• Challenge:
Your task is to filter the data below down to the lines holding "PMNM".

>> BEGIN Records supplied

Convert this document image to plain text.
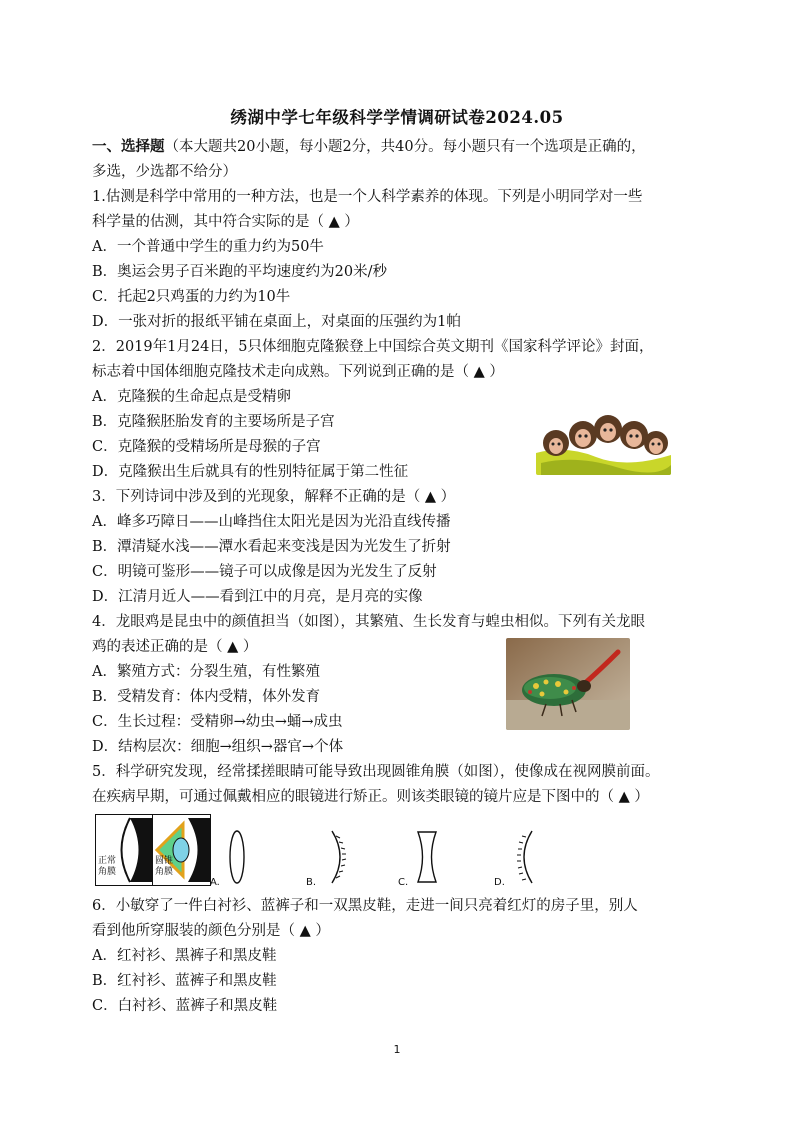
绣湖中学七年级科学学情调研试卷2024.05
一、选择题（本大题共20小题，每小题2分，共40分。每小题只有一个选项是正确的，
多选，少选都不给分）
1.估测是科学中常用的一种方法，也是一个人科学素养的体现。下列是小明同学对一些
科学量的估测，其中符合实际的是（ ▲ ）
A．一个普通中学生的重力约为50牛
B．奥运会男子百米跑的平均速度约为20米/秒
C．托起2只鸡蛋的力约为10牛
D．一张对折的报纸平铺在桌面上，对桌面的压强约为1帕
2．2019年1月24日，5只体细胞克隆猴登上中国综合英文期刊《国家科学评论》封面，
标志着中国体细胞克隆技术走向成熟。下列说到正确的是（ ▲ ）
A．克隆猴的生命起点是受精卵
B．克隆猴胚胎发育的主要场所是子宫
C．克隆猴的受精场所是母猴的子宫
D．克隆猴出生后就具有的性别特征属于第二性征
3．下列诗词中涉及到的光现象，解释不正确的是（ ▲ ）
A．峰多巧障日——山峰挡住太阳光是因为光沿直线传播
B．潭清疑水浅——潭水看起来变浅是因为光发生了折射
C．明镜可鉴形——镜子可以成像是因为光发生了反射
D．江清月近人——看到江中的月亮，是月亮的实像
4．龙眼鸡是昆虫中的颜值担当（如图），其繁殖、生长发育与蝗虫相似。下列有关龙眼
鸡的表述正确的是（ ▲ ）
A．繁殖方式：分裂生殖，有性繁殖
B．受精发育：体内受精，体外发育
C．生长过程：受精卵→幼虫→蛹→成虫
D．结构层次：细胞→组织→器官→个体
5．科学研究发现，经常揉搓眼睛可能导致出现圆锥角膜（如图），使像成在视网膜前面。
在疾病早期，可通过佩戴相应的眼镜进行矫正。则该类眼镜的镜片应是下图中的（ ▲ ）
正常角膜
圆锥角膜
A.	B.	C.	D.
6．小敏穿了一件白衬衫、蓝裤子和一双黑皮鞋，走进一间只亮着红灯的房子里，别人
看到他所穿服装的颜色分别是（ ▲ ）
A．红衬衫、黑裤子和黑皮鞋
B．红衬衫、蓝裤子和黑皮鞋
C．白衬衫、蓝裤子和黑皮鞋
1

>> END Records supplied
>> BEGIN Records supplied

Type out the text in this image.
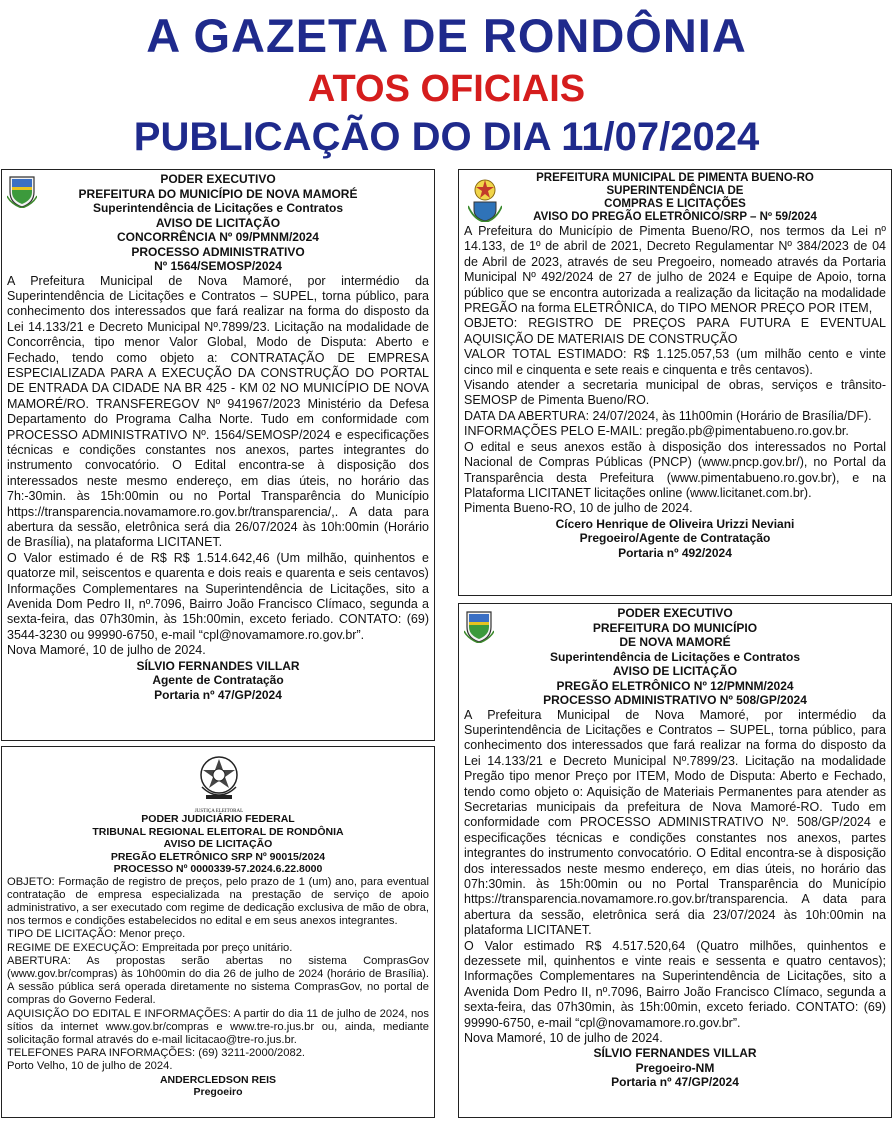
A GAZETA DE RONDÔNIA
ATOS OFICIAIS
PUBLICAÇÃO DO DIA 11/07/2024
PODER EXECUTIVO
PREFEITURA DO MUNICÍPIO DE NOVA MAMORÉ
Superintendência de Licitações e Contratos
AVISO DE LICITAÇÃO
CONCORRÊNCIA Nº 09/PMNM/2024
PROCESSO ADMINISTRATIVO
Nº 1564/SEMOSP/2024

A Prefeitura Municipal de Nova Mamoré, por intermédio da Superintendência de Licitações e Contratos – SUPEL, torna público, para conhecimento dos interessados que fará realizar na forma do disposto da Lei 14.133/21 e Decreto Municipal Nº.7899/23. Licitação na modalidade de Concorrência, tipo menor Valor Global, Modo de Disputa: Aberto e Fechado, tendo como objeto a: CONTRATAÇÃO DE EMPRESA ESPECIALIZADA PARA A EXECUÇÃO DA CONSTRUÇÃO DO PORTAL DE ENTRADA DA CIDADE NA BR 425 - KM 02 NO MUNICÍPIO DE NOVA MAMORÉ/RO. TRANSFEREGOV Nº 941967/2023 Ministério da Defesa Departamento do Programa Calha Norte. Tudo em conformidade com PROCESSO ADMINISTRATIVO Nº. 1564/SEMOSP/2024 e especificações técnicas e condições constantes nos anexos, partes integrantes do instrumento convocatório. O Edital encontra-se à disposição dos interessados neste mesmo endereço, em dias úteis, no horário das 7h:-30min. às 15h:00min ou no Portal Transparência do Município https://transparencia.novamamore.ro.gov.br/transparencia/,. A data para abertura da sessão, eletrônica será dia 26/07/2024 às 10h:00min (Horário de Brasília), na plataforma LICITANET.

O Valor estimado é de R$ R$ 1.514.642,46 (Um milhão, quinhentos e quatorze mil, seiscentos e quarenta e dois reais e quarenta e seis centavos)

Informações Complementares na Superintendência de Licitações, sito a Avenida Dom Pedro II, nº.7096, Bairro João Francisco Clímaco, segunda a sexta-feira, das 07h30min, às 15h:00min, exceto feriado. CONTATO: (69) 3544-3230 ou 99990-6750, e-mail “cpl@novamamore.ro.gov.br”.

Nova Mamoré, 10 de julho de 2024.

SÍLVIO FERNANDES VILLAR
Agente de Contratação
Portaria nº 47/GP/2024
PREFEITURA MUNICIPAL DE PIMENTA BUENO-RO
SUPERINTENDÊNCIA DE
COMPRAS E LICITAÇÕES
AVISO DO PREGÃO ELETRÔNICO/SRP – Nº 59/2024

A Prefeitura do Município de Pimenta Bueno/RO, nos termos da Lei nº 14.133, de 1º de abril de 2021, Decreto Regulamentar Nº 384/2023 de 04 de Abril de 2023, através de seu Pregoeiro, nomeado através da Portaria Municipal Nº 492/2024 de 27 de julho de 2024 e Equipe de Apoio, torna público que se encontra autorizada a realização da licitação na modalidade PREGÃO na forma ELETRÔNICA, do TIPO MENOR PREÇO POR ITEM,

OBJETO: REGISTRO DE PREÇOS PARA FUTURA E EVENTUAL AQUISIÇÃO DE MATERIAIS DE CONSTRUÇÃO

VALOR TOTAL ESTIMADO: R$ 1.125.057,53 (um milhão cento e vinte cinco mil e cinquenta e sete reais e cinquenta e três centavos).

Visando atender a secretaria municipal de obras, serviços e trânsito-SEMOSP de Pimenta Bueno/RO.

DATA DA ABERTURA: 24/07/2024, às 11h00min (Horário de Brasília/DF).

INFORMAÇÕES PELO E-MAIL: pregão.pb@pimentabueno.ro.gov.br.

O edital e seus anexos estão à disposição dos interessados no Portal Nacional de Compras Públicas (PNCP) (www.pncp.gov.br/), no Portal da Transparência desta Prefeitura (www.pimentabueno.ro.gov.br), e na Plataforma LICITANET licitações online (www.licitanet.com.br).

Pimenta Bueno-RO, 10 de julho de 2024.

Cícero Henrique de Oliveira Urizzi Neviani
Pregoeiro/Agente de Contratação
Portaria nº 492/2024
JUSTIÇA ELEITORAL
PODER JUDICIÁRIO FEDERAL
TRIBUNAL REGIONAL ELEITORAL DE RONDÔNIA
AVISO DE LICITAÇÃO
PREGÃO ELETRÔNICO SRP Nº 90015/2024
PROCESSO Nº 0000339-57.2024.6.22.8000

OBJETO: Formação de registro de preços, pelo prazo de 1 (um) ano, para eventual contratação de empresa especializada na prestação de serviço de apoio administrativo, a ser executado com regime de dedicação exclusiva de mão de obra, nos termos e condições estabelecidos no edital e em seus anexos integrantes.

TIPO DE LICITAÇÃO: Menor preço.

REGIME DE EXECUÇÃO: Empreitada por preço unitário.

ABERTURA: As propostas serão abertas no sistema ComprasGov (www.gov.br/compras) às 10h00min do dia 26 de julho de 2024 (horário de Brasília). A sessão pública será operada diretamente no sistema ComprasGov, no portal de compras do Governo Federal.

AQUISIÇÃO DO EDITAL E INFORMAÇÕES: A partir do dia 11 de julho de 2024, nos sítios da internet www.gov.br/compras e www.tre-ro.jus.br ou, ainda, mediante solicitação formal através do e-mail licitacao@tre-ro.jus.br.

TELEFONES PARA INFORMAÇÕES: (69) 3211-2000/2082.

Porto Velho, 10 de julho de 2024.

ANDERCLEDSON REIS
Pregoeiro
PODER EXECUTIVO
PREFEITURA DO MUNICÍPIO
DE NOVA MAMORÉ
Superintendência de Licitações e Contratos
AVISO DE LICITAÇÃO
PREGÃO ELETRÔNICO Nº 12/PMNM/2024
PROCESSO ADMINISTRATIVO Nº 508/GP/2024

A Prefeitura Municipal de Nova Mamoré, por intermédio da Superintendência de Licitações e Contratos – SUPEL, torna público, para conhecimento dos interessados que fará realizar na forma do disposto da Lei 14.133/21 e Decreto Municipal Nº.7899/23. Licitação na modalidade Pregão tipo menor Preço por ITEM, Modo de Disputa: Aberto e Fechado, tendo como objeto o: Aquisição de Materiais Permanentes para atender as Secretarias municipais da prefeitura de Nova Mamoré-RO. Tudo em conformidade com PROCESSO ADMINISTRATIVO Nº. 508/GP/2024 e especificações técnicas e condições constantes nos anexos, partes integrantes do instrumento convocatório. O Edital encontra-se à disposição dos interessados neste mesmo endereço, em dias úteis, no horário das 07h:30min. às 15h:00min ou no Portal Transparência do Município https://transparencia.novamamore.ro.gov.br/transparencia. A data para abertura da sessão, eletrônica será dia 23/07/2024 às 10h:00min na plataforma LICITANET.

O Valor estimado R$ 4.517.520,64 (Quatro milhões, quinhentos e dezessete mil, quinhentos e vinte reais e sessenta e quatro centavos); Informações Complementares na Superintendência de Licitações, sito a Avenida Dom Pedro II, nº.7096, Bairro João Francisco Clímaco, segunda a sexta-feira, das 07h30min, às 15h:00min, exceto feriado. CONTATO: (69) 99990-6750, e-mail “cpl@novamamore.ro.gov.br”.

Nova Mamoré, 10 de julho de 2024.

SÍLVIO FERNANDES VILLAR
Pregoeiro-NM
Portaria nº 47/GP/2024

>> END Records supplied
>> BEGIN Records supplied

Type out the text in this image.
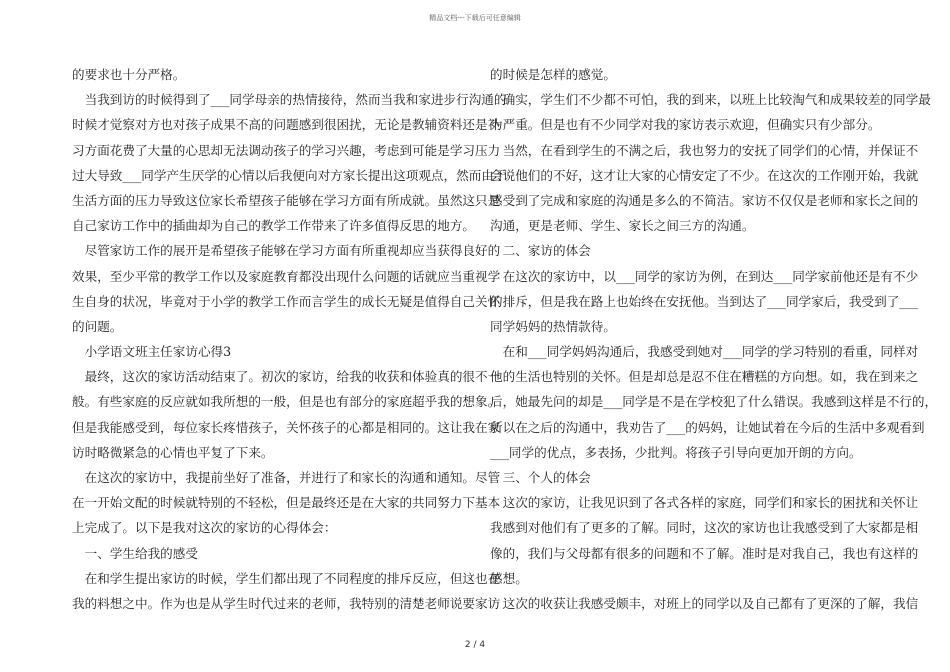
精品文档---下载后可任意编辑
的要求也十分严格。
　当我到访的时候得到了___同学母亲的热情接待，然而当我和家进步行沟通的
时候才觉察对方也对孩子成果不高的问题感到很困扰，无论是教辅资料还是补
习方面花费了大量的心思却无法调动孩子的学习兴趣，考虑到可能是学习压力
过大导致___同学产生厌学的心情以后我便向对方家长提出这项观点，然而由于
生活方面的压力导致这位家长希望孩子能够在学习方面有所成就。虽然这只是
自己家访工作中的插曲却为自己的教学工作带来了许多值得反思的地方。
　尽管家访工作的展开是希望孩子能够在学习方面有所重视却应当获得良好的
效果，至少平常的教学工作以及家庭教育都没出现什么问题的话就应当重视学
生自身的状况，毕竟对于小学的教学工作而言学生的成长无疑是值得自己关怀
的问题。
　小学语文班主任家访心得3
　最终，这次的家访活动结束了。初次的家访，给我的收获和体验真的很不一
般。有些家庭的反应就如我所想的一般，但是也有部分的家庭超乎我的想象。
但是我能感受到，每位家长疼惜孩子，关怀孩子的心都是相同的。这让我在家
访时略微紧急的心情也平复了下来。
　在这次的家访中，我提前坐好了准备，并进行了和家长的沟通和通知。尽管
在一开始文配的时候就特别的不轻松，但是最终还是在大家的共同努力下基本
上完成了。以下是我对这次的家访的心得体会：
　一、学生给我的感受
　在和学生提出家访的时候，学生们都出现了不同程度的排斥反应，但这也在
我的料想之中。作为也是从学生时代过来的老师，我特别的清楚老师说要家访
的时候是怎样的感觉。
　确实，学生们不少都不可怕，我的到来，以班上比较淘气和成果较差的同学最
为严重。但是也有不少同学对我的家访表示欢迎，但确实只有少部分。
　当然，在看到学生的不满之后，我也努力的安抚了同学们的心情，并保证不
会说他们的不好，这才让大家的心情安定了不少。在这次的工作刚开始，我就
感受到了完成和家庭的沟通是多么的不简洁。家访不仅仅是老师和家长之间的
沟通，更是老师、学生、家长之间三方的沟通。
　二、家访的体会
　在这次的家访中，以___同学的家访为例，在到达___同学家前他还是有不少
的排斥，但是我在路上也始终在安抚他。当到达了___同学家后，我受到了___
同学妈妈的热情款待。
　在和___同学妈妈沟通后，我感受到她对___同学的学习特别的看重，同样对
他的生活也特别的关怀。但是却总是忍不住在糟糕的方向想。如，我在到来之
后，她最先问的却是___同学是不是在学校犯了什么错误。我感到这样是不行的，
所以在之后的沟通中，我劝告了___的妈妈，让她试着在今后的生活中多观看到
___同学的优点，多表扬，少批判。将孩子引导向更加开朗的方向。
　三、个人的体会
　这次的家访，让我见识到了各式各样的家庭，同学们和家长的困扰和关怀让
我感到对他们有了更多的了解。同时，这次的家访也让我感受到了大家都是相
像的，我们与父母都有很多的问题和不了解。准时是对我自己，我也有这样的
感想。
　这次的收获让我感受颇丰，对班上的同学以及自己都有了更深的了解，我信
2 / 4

>> END Records supplied

• Answer below:
CONCORRÊNCIA Nº 09/PMNM/2024
PREGÃO ELETRÔNICO Nº 12/PMNM/2024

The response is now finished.